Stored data
======

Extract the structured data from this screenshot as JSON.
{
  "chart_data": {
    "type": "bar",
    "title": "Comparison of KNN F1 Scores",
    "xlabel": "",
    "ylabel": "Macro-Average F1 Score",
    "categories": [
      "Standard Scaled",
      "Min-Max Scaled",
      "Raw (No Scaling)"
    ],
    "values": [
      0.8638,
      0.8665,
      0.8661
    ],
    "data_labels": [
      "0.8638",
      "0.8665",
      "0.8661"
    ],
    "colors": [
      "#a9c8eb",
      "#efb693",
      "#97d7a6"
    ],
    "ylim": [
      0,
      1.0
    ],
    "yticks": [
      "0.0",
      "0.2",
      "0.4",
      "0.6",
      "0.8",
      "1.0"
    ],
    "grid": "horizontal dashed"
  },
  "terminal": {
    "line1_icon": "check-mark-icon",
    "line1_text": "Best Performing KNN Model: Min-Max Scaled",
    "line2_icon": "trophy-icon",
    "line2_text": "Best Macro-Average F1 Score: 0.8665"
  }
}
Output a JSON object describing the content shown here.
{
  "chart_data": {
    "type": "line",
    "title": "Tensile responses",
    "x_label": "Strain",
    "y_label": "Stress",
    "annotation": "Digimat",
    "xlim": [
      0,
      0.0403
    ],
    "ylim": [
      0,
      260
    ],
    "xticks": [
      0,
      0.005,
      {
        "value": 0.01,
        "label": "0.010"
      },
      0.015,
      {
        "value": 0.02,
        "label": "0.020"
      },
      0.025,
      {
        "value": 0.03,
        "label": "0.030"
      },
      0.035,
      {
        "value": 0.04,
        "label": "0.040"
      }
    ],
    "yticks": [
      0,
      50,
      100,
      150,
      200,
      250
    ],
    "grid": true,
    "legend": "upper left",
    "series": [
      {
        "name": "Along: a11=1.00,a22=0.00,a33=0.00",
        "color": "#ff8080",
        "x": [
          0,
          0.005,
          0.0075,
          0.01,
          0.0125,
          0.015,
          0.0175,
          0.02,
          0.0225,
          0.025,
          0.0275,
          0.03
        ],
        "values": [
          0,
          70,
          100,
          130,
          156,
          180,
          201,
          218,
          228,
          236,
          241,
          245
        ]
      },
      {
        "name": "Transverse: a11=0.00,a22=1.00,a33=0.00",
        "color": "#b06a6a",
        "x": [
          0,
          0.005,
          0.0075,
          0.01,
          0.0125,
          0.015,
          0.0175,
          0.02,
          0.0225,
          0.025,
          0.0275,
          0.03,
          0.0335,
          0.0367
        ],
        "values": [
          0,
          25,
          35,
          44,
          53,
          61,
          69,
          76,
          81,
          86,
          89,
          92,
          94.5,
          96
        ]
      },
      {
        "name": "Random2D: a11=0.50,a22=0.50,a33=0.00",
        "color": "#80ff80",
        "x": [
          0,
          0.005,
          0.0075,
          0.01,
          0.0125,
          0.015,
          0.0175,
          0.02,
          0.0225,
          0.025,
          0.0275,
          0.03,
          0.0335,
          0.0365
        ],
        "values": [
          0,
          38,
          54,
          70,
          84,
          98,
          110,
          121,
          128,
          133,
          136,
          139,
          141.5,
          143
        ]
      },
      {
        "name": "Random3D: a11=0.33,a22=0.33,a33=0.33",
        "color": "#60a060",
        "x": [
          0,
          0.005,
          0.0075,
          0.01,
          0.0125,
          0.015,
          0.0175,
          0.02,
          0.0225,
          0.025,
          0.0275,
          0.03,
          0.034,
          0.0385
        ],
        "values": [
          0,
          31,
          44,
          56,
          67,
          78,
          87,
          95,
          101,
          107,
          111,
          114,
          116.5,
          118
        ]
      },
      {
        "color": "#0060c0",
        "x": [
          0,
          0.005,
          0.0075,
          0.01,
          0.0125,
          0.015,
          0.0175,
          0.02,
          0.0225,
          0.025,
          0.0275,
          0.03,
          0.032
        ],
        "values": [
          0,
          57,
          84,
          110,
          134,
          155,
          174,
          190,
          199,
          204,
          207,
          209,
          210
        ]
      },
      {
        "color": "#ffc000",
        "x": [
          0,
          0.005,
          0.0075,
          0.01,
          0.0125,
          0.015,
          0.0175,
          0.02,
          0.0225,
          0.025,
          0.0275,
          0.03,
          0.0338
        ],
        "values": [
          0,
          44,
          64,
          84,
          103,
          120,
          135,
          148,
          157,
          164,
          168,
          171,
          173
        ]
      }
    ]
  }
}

======

Exercise instructions »
Copy the material above, line for line.

Final result »
Extract the structured data from this screenshot as JSON.
{
  "chart_data": {
    "type": "bar",
    "title": "Comparison of KNN F1 Scores",
    "xlabel": "",
    "ylabel": "Macro-Average F1 Score",
    "categories": [
      "Standard Scaled",
      "Min-Max Scaled",
      "Raw (No Scaling)"
    ],
    "values": [
      0.8638,
      0.8665,
      0.8661
    ],
    "data_labels": [
      "0.8638",
      "0.8665",
      "0.8661"
    ],
    "colors": [
      "#a9c8eb",
      "#efb693",
      "#97d7a6"
    ],
    "ylim": [
      0,
      1.0
    ],
    "yticks": [
      "0.0",
      "0.2",
      "0.4",
      "0.6",
      "0.8",
      "1.0"
    ],
    "grid": "horizontal dashed"
  },
  "terminal": {
    "line1_icon": "check-mark-icon",
    "line1_text": "Best Performing KNN Model: Min-Max Scaled",
    "line2_icon": "trophy-icon",
    "line2_text": "Best Macro-Average F1 Score: 0.8665"
  }
}
Output a JSON object describing the content shown here.
{
  "chart_data": {
    "type": "line",
    "title": "Tensile responses",
    "x_label": "Strain",
    "y_label": "Stress",
    "annotation": "Digimat",
    "xlim": [
      0,
      0.0403
    ],
    "ylim": [
      0,
      260
    ],
    "xticks": [
      0,
      0.005,
      {
        "value": 0.01,
        "label": "0.010"
      },
      0.015,
      {
        "value": 0.02,
        "label": "0.020"
      },
      0.025,
      {
        "value": 0.03,
        "label": "0.030"
      },
      0.035,
      {
        "value": 0.04,
        "label": "0.040"
      }
    ],
    "yticks": [
      0,
      50,
      100,
      150,
      200,
      250
    ],
    "grid": true,
    "legend": "upper left",
    "series": [
      {
        "name": "Along: a11=1.00,a22=0.00,a33=0.00",
        "color": "#ff8080",
        "x": [
          0,
          0.005,
          0.0075,
          0.01,
          0.0125,
          0.015,
          0.0175,
          0.02,
          0.0225,
          0.025,
          0.0275,
          0.03
        ],
        "values": [
          0,
          70,
          100,
          130,
          156,
          180,
          201,
          218,
          228,
          236,
          241,
          245
        ]
      },
      {
        "name": "Transverse: a11=0.00,a22=1.00,a33=0.00",
        "color": "#b06a6a",
        "x": [
          0,
          0.005,
          0.0075,
          0.01,
          0.0125,
          0.015,
          0.0175,
          0.02,
          0.0225,
          0.025,
          0.0275,
          0.03,
          0.0335,
          0.0367
        ],
        "values": [
          0,
          25,
          35,
          44,
          53,
          61,
          69,
          76,
          81,
          86,
          89,
          92,
          94.5,
          96
        ]
      },
      {
        "name": "Random2D: a11=0.50,a22=0.50,a33=0.00",
        "color": "#80ff80",
        "x": [
          0,
          0.005,
          0.0075,
          0.01,
          0.0125,
          0.015,
          0.0175,
          0.02,
          0.0225,
          0.025,
          0.0275,
          0.03,
          0.0335,
          0.0365
        ],
        "values": [
          0,
          38,
          54,
          70,
          84,
          98,
          110,
          121,
          128,
          133,
          136,
          139,
          141.5,
          143
        ]
      },
      {
        "name": "Random3D: a11=0.33,a22=0.33,a33=0.33",
        "color": "#60a060",
        "x": [
          0,
          0.005,
          0.0075,
          0.01,
          0.0125,
          0.015,
          0.0175,
          0.02,
          0.0225,
          0.025,
          0.0275,
          0.03,
          0.034,
          0.0385
        ],
        "values": [
          0,
          31,
          44,
          56,
          67,
          78,
          87,
          95,
          101,
          107,
          111,
          114,
          116.5,
          118
        ]
      },
      {
        "color": "#0060c0",
        "x": [
          0,
          0.005,
          0.0075,
          0.01,
          0.0125,
          0.015,
          0.0175,
          0.02,
          0.0225,
          0.025,
          0.0275,
          0.03,
          0.032
        ],
        "values": [
          0,
          57,
          84,
          110,
          134,
          155,
          174,
          190,
          199,
          204,
          207,
          209,
          210
        ]
      },
      {
        "color": "#ffc000",
        "x": [
          0,
          0.005,
          0.0075,
          0.01,
          0.0125,
          0.015,
          0.0175,
          0.02,
          0.0225,
          0.025,
          0.0275,
          0.03,
          0.0338
        ],
        "values": [
          0,
          44,
          64,
          84,
          103,
          120,
          135,
          148,
          157,
          164,
          168,
          171,
          173
        ]
      }
    ]
  }
}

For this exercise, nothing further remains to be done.